---------- Input material

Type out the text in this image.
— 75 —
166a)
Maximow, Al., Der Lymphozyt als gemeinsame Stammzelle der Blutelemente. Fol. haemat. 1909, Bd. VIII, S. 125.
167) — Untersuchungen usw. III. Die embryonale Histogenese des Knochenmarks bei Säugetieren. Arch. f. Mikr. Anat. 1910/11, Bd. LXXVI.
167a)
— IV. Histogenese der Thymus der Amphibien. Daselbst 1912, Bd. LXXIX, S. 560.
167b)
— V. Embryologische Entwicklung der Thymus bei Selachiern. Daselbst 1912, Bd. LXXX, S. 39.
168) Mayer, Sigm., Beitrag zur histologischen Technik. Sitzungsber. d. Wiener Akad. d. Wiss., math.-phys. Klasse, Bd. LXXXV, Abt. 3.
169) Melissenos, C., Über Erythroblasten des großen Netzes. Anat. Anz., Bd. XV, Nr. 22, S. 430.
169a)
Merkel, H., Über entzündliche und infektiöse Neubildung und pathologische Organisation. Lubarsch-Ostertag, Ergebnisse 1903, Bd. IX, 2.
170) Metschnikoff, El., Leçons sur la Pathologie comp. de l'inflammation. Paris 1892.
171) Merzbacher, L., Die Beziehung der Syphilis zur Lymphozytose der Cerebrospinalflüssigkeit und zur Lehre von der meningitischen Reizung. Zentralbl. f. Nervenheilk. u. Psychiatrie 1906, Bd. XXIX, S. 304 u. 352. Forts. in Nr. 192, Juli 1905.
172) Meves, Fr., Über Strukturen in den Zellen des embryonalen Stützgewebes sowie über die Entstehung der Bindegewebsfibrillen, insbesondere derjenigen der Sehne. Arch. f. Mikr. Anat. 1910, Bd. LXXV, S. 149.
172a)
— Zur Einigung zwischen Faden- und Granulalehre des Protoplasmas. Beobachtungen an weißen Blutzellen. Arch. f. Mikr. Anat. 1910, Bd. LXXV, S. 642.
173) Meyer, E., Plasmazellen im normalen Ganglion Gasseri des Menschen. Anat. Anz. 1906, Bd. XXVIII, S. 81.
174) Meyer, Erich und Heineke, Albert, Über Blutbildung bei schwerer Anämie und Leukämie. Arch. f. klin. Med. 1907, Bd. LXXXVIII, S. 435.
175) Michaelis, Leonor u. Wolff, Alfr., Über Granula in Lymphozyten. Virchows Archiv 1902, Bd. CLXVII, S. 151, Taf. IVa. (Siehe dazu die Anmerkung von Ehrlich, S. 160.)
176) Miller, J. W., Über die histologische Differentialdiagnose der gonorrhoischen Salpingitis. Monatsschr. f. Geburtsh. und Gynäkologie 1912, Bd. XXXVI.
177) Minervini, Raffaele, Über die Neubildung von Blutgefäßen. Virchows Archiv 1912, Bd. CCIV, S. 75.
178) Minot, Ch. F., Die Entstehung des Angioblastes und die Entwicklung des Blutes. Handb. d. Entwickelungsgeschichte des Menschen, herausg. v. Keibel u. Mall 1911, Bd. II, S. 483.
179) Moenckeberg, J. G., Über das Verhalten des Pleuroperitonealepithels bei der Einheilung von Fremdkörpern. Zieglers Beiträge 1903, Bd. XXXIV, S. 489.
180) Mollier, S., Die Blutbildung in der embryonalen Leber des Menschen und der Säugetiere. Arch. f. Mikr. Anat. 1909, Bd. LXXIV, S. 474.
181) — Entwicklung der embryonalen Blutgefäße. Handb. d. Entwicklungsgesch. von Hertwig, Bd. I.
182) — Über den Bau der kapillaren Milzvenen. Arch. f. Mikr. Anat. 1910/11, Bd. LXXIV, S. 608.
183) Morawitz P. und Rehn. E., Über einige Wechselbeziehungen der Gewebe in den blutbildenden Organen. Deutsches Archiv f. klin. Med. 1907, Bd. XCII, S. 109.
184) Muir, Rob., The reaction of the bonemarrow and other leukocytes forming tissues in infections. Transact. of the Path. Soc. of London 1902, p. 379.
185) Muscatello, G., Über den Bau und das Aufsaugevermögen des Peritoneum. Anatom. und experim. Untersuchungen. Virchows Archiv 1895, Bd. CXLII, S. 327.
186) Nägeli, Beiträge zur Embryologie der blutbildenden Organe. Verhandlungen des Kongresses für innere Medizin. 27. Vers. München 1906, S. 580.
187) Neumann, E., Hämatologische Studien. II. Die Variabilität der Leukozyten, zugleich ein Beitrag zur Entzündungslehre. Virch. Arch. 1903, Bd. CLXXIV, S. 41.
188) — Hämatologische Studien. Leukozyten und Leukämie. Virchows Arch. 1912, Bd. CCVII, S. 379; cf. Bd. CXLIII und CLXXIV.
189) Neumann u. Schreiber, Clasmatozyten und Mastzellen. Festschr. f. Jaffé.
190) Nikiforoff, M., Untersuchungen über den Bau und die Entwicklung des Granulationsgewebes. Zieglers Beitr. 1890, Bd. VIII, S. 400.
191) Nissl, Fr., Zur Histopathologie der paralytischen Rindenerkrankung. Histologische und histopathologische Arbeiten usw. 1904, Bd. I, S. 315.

--------------------

◆ Instructions to follow:
Please return all lines above in which the string "Zieglers" is found.

◆ Written solution:
179) Moenckeberg, J. G., Über das Verhalten des Pleuroperitonealepithels bei der Einheilung von Fremdkörpern. Zieglers Beiträge 1903, Bd. XXXIV, S. 489.
190) Nikiforoff, M., Untersuchungen über den Bau und die Entwicklung des Granulationsgewebes. Zieglers Beitr. 1890, Bd. VIII, S. 400.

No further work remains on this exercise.